* **Extracted data**
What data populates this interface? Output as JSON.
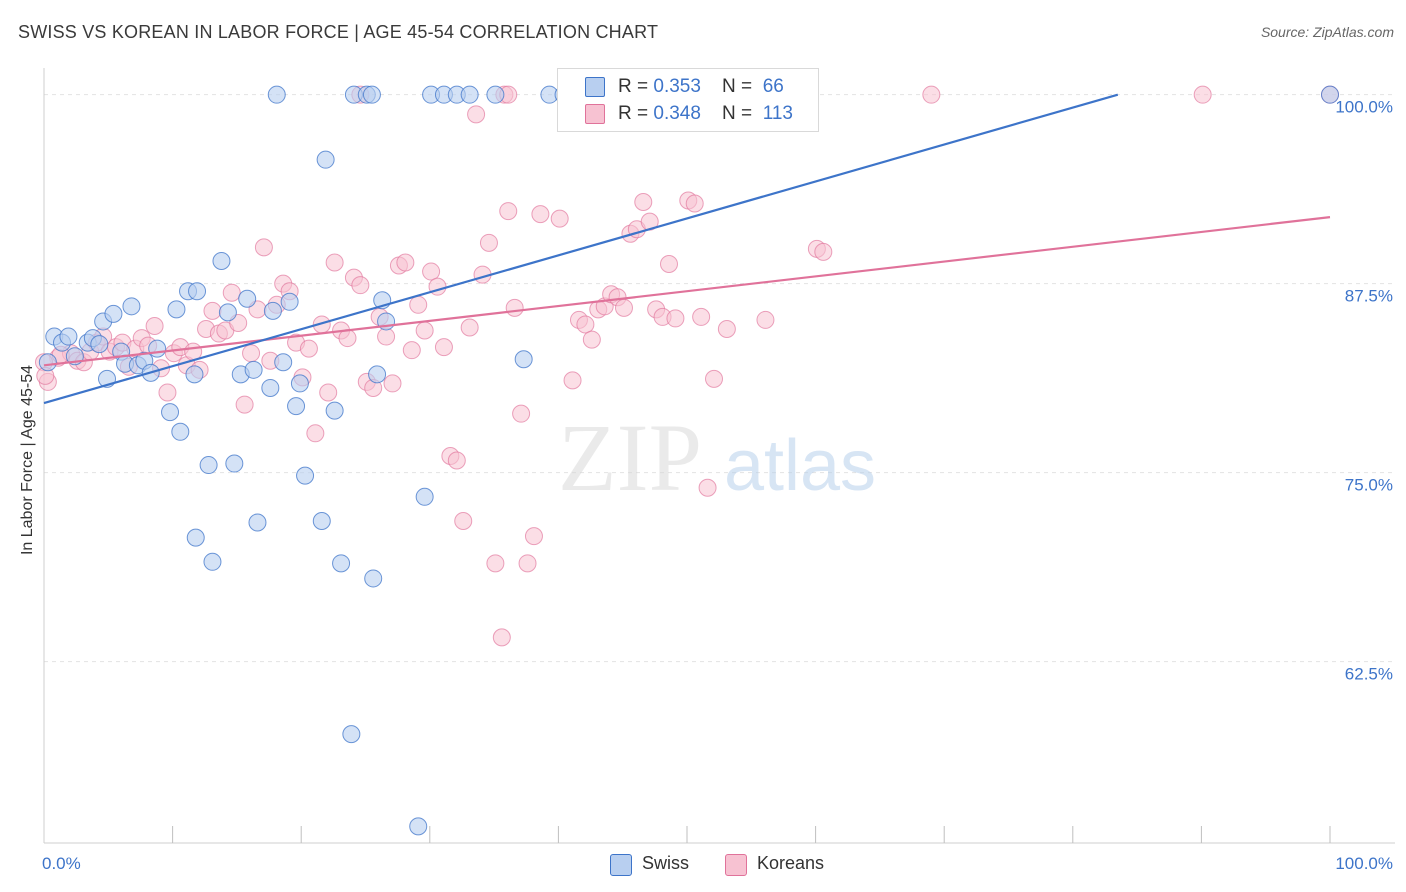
{
  "header": {
    "title": "SWISS VS KOREAN IN LABOR FORCE | AGE 45-54 CORRELATION CHART",
    "source": "Source: ZipAtlas.com"
  },
  "watermark": {
    "zip": "ZIP",
    "atlas": "atlas"
  },
  "legend": {
    "swiss": {
      "r_label": "R = ",
      "r_value": "0.353",
      "n_label": "N = ",
      "n_value": "66"
    },
    "koreans": {
      "r_label": "R = ",
      "r_value": "0.348",
      "n_label": "N = ",
      "n_value": "113"
    }
  },
  "bottom_legend": {
    "swiss": "Swiss",
    "koreans": "Koreans"
  },
  "chart_data": {
    "type": "scatter",
    "xlabel": "",
    "ylabel": "In Labor Force | Age 45-54",
    "xlim": [
      0,
      100
    ],
    "ylim": [
      50.5,
      101.5
    ],
    "x_tick_labels": [
      "0.0%",
      "100.0%"
    ],
    "y_ticks": [
      62.5,
      75.0,
      87.5,
      100.0
    ],
    "y_tick_labels": [
      "62.5%",
      "75.0%",
      "87.5%",
      "100.0%"
    ],
    "grid": true,
    "colors": {
      "swiss": "#3d74c9",
      "koreans": "#e0729a",
      "swiss_fill": "#b8cff0",
      "koreans_fill": "#f7c2d2",
      "tick_label": "#3d74c9"
    },
    "series": [
      {
        "name": "Swiss",
        "trend": {
          "x": [
            0,
            83.5
          ],
          "y": [
            79.6,
            100.0
          ]
        },
        "points": [
          [
            0.3,
            82.3
          ],
          [
            0.8,
            84.0
          ],
          [
            1.4,
            83.6
          ],
          [
            1.9,
            84.0
          ],
          [
            2.4,
            82.7
          ],
          [
            3.4,
            83.6
          ],
          [
            3.8,
            83.9
          ],
          [
            4.3,
            83.5
          ],
          [
            4.9,
            81.2
          ],
          [
            4.6,
            85.0
          ],
          [
            5.4,
            85.5
          ],
          [
            6.0,
            83.0
          ],
          [
            6.3,
            82.2
          ],
          [
            6.8,
            86.0
          ],
          [
            7.3,
            82.1
          ],
          [
            7.8,
            82.4
          ],
          [
            8.3,
            81.6
          ],
          [
            8.8,
            83.2
          ],
          [
            9.8,
            79.0
          ],
          [
            10.3,
            85.8
          ],
          [
            10.6,
            77.7
          ],
          [
            11.2,
            87.0
          ],
          [
            11.7,
            81.5
          ],
          [
            11.9,
            87.0
          ],
          [
            12.8,
            75.5
          ],
          [
            13.8,
            89.0
          ],
          [
            14.3,
            85.6
          ],
          [
            14.8,
            75.6
          ],
          [
            15.3,
            81.5
          ],
          [
            15.8,
            86.5
          ],
          [
            16.3,
            81.8
          ],
          [
            16.6,
            71.7
          ],
          [
            17.6,
            80.6
          ],
          [
            17.8,
            85.7
          ],
          [
            18.6,
            82.3
          ],
          [
            19.1,
            86.3
          ],
          [
            19.6,
            79.4
          ],
          [
            19.9,
            80.9
          ],
          [
            20.3,
            74.8
          ],
          [
            21.6,
            71.8
          ],
          [
            21.9,
            95.7
          ],
          [
            22.6,
            79.1
          ],
          [
            23.1,
            69.0
          ],
          [
            24.1,
            100.0
          ],
          [
            25.1,
            100.0
          ],
          [
            25.5,
            100.0
          ],
          [
            25.6,
            68.0
          ],
          [
            25.9,
            81.5
          ],
          [
            26.3,
            86.4
          ],
          [
            26.6,
            85.0
          ],
          [
            29.6,
            73.4
          ],
          [
            30.1,
            100.0
          ],
          [
            31.1,
            100.0
          ],
          [
            32.1,
            100.0
          ],
          [
            33.1,
            100.0
          ],
          [
            35.1,
            100.0
          ],
          [
            37.3,
            82.5
          ],
          [
            39.3,
            100.0
          ],
          [
            40.4,
            100.0
          ],
          [
            50.2,
            100.0
          ],
          [
            100.0,
            100.0
          ],
          [
            11.8,
            70.7
          ],
          [
            13.1,
            69.1
          ],
          [
            23.9,
            57.7
          ],
          [
            29.1,
            51.6
          ],
          [
            18.1,
            100.0
          ]
        ]
      },
      {
        "name": "Koreans",
        "trend": {
          "x": [
            0,
            100
          ],
          "y": [
            82.1,
            91.9
          ]
        },
        "points": [
          [
            0.3,
            81.0
          ],
          [
            1.1,
            82.6
          ],
          [
            2.1,
            82.9
          ],
          [
            2.6,
            82.4
          ],
          [
            3.1,
            82.3
          ],
          [
            3.6,
            83.0
          ],
          [
            4.1,
            83.6
          ],
          [
            4.6,
            84.0
          ],
          [
            5.1,
            83.0
          ],
          [
            5.6,
            83.3
          ],
          [
            6.1,
            83.6
          ],
          [
            6.6,
            82.0
          ],
          [
            7.1,
            83.2
          ],
          [
            7.6,
            83.9
          ],
          [
            8.1,
            83.4
          ],
          [
            8.6,
            84.7
          ],
          [
            9.1,
            81.9
          ],
          [
            9.6,
            80.3
          ],
          [
            10.1,
            82.9
          ],
          [
            10.6,
            83.3
          ],
          [
            11.1,
            82.1
          ],
          [
            11.6,
            83.0
          ],
          [
            12.1,
            81.8
          ],
          [
            12.6,
            84.5
          ],
          [
            13.1,
            85.7
          ],
          [
            13.6,
            84.2
          ],
          [
            14.1,
            84.4
          ],
          [
            14.6,
            86.9
          ],
          [
            15.1,
            84.9
          ],
          [
            15.6,
            79.5
          ],
          [
            16.1,
            82.9
          ],
          [
            16.6,
            85.8
          ],
          [
            17.1,
            89.9
          ],
          [
            17.6,
            82.4
          ],
          [
            18.1,
            86.1
          ],
          [
            18.6,
            87.5
          ],
          [
            19.1,
            87.0
          ],
          [
            19.6,
            83.6
          ],
          [
            20.1,
            81.3
          ],
          [
            20.6,
            83.2
          ],
          [
            21.1,
            77.6
          ],
          [
            21.6,
            84.8
          ],
          [
            22.1,
            80.3
          ],
          [
            22.6,
            88.9
          ],
          [
            23.1,
            84.4
          ],
          [
            23.6,
            83.9
          ],
          [
            24.1,
            87.9
          ],
          [
            24.6,
            87.4
          ],
          [
            25.1,
            81.0
          ],
          [
            25.6,
            80.6
          ],
          [
            26.1,
            85.3
          ],
          [
            26.6,
            84.0
          ],
          [
            27.1,
            80.9
          ],
          [
            27.6,
            88.7
          ],
          [
            28.1,
            88.9
          ],
          [
            28.6,
            83.1
          ],
          [
            29.1,
            86.1
          ],
          [
            29.6,
            84.4
          ],
          [
            30.1,
            88.3
          ],
          [
            30.6,
            87.3
          ],
          [
            31.1,
            83.3
          ],
          [
            31.6,
            76.1
          ],
          [
            32.1,
            75.8
          ],
          [
            32.6,
            71.8
          ],
          [
            33.1,
            84.6
          ],
          [
            33.6,
            98.7
          ],
          [
            34.1,
            88.1
          ],
          [
            34.6,
            90.2
          ],
          [
            35.1,
            69.0
          ],
          [
            35.6,
            64.1
          ],
          [
            36.1,
            92.3
          ],
          [
            36.6,
            85.9
          ],
          [
            37.1,
            78.9
          ],
          [
            37.6,
            69.0
          ],
          [
            38.1,
            70.8
          ],
          [
            38.6,
            92.1
          ],
          [
            40.1,
            91.8
          ],
          [
            41.1,
            81.1
          ],
          [
            41.6,
            85.1
          ],
          [
            42.1,
            84.8
          ],
          [
            42.6,
            83.8
          ],
          [
            43.1,
            85.8
          ],
          [
            43.6,
            86.0
          ],
          [
            44.1,
            86.8
          ],
          [
            44.6,
            86.6
          ],
          [
            45.1,
            85.9
          ],
          [
            45.6,
            90.8
          ],
          [
            46.1,
            91.1
          ],
          [
            46.6,
            92.9
          ],
          [
            47.1,
            91.6
          ],
          [
            47.6,
            85.8
          ],
          [
            48.1,
            85.3
          ],
          [
            48.6,
            88.8
          ],
          [
            49.1,
            85.2
          ],
          [
            50.1,
            93.0
          ],
          [
            50.6,
            92.8
          ],
          [
            51.1,
            85.3
          ],
          [
            51.6,
            74.0
          ],
          [
            52.1,
            81.2
          ],
          [
            53.1,
            84.5
          ],
          [
            56.1,
            85.1
          ],
          [
            60.1,
            89.8
          ],
          [
            60.6,
            89.6
          ],
          [
            69.0,
            100.0
          ],
          [
            90.1,
            100.0
          ],
          [
            100.0,
            100.0
          ],
          [
            35.8,
            100.0
          ],
          [
            36.1,
            100.0
          ],
          [
            46.1,
            100.0
          ],
          [
            24.6,
            100.0
          ],
          [
            0.0,
            82.3
          ],
          [
            0.1,
            81.4
          ],
          [
            1.3,
            82.8
          ]
        ]
      }
    ]
  }
}
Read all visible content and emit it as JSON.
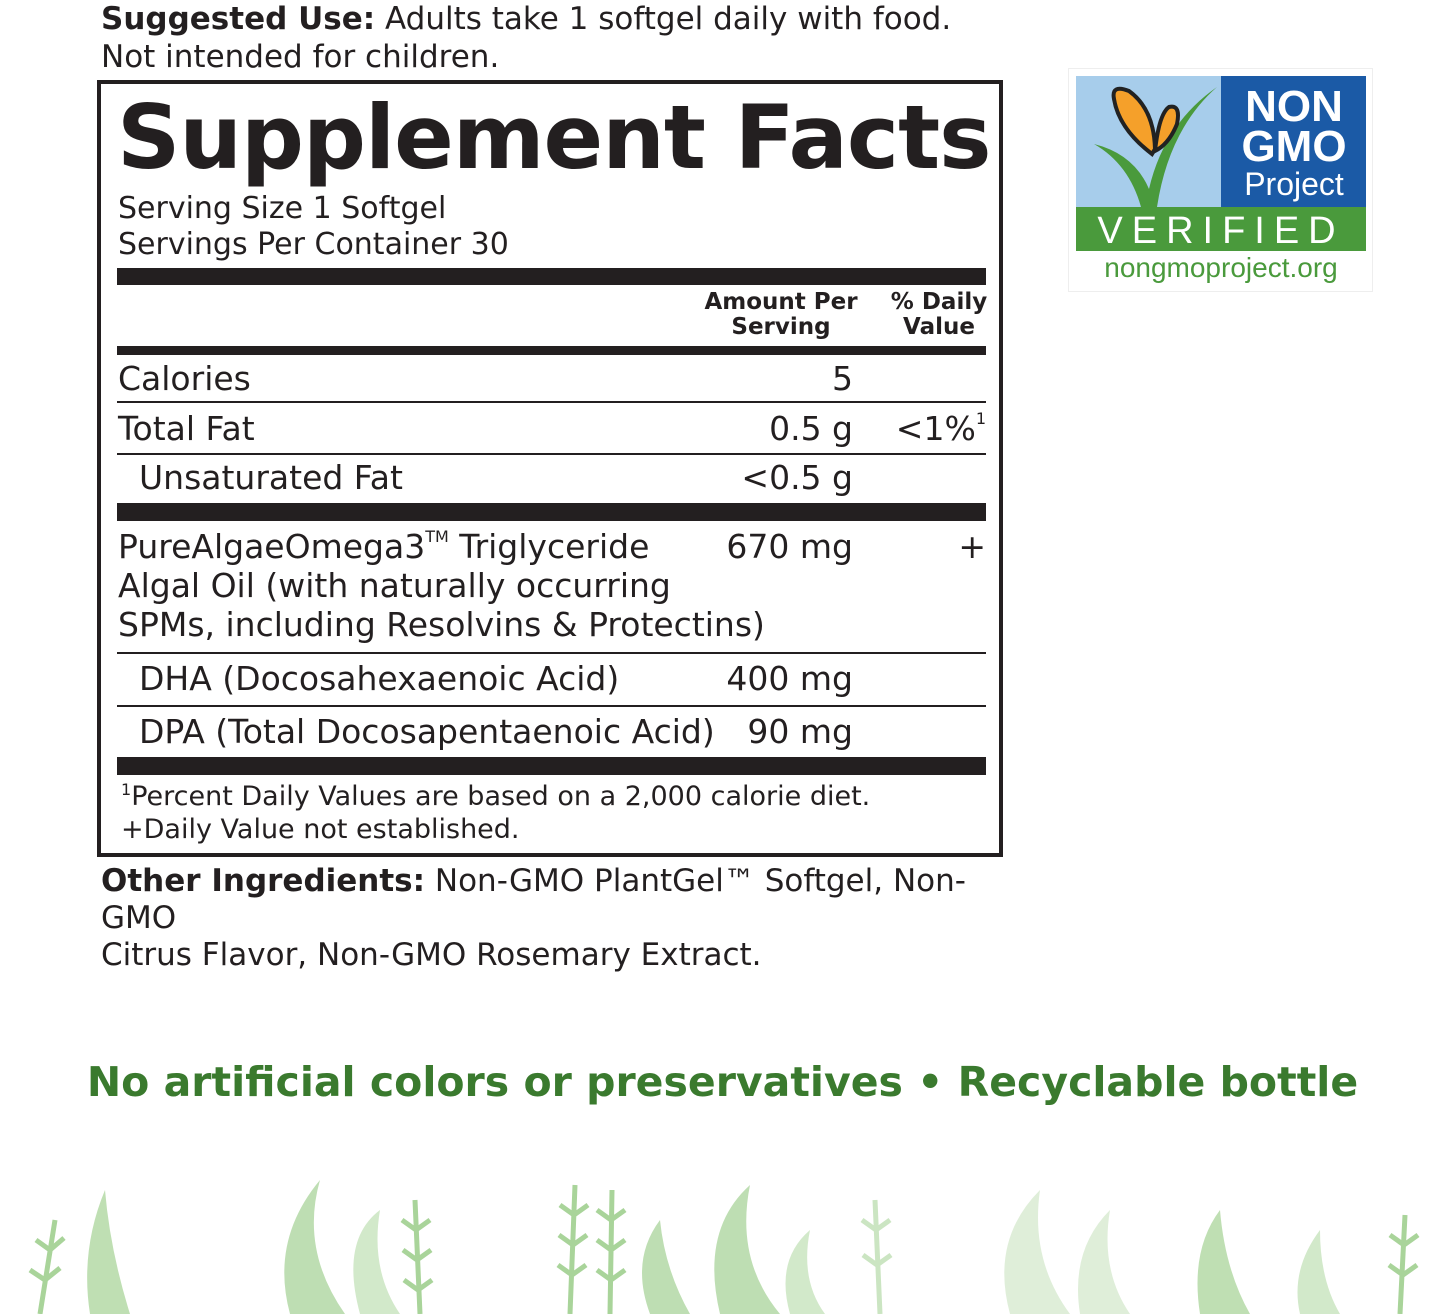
{
  "suggested_use": {
    "label": "Suggested Use:",
    "text": " Adults take 1 softgel daily with food.",
    "line2": "Not intended for children."
  },
  "facts": {
    "title": "Supplement Facts",
    "serving_size": "Serving Size 1 Softgel",
    "servings_per_container": "Servings Per Container 30",
    "header_amount_1": "Amount Per",
    "header_amount_2": "Serving",
    "header_dv_1": "% Daily",
    "header_dv_2": "Value",
    "rows": [
      {
        "name": "Calories",
        "amount": "5",
        "dv": ""
      },
      {
        "name": "Total Fat",
        "amount": "0.5 g",
        "dv": "<1%",
        "dv_sup": "1"
      },
      {
        "name": "Unsaturated Fat",
        "amount": "<0.5 g",
        "dv": ""
      },
      {
        "name_1": "PureAlgaeOmega3",
        "name_sup": "TM",
        "name_1b": " Triglyceride",
        "name_2": "Algal Oil (with naturally occurring",
        "name_3": "SPMs, including Resolvins & Protectins)",
        "amount": "670 mg",
        "dv": "+"
      },
      {
        "name": "DHA (Docosahexaenoic Acid)",
        "amount": "400 mg",
        "dv": ""
      },
      {
        "name": "DPA (Total Docosapentaenoic Acid)",
        "amount": "90 mg",
        "dv": ""
      }
    ],
    "footnote_sup": "1",
    "footnote_1": "Percent Daily Values are based on a 2,000 calorie diet.",
    "footnote_2": "+Daily Value not established."
  },
  "other_ingredients": {
    "label": "Other Ingredients:",
    "text": " Non-GMO PlantGel™ Softgel, Non-GMO",
    "line2": "Citrus Flavor, Non-GMO Rosemary Extract."
  },
  "badge": {
    "line1": "NON",
    "line2": "GMO",
    "line3": "Project",
    "verified": "VERIFIED",
    "url": "nongmoproject.org",
    "colors": {
      "blue": "#1b5aa6",
      "green": "#4a9a3c",
      "sky": "#a7cdeb",
      "butterfly": "#f5a02a"
    }
  },
  "tagline": "No artificial colors or preservatives • Recyclable bottle",
  "colors": {
    "text": "#231f20",
    "tagline": "#3a7a2e",
    "seaweed": "#a9d49a"
  }
}
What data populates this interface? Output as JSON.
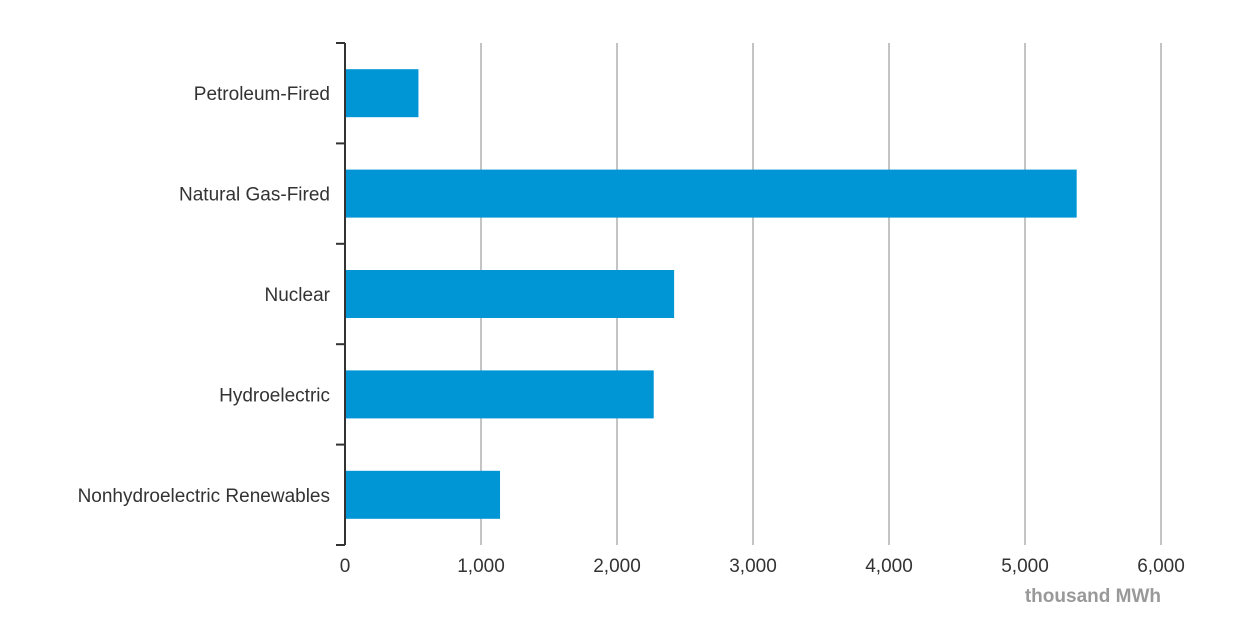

* **Work to be completed**
Copy each line from the records above that includes the string "Acid".

* **Correct answer**
        "name": "DHA (Docosahexaenoic Acid)",
        "name": "DPA (Total Docosapentaenoic Acid)",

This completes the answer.